> Goal: Locate every row below that contains the string "group", and copy each of those rows in full. Treat the match as case-sensitive.

-------- Data lines --------

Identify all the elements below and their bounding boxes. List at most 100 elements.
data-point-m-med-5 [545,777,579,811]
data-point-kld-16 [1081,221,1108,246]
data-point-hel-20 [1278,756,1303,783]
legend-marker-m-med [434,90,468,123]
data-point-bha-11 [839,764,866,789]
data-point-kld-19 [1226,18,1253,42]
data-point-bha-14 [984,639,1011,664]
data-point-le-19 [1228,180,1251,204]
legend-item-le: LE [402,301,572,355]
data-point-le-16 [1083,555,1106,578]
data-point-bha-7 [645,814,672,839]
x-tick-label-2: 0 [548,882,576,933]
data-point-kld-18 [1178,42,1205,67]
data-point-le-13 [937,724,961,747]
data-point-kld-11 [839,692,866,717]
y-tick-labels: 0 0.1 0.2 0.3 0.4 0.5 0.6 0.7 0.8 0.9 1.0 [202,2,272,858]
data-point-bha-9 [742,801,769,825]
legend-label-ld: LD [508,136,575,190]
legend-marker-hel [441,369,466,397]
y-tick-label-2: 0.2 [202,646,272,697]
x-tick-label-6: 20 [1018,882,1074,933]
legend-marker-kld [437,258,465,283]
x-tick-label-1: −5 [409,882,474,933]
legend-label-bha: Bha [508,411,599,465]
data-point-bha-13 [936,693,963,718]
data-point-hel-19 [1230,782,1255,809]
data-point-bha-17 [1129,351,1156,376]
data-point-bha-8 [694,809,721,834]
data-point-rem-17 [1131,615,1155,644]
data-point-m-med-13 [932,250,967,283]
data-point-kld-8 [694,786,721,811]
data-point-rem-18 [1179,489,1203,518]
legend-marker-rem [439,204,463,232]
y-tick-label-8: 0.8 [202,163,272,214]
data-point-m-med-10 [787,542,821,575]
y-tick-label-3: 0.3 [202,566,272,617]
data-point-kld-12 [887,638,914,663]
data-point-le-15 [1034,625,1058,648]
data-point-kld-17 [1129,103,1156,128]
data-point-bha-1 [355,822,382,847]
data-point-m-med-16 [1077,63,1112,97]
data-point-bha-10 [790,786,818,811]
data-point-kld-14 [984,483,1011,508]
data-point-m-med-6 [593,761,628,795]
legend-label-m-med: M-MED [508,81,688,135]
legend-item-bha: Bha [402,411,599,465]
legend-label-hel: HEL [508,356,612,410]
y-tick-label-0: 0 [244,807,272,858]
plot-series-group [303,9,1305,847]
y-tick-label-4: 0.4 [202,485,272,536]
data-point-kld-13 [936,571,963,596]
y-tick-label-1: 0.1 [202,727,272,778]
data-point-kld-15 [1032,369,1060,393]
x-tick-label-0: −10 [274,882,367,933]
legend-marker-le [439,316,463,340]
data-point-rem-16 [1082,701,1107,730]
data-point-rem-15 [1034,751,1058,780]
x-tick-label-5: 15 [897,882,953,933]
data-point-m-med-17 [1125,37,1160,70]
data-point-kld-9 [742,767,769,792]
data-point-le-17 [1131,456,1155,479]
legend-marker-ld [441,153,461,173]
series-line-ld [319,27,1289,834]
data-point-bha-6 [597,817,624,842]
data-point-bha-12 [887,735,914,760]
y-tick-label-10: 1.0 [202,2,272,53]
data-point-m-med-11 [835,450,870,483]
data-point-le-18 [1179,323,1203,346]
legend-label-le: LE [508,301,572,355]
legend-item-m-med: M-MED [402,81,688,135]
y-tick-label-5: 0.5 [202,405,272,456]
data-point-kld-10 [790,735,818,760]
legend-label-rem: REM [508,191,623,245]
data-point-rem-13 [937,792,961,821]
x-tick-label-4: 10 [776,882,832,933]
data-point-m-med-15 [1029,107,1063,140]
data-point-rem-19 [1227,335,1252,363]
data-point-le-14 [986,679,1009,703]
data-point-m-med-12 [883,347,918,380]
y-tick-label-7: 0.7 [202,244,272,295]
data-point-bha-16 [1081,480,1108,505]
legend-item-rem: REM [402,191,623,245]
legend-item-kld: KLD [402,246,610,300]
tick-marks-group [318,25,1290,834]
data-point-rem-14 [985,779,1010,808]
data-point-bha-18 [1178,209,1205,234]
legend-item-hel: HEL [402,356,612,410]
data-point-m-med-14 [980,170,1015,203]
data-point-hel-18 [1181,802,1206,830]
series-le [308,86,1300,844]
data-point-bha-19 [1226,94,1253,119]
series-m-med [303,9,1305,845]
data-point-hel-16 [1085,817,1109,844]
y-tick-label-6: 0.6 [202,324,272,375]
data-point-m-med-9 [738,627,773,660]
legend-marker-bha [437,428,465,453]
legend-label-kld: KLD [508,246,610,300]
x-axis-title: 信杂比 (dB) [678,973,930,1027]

--------

> Written response:
plot-series-group [303,9,1305,847]
tick-marks-group [318,25,1290,834]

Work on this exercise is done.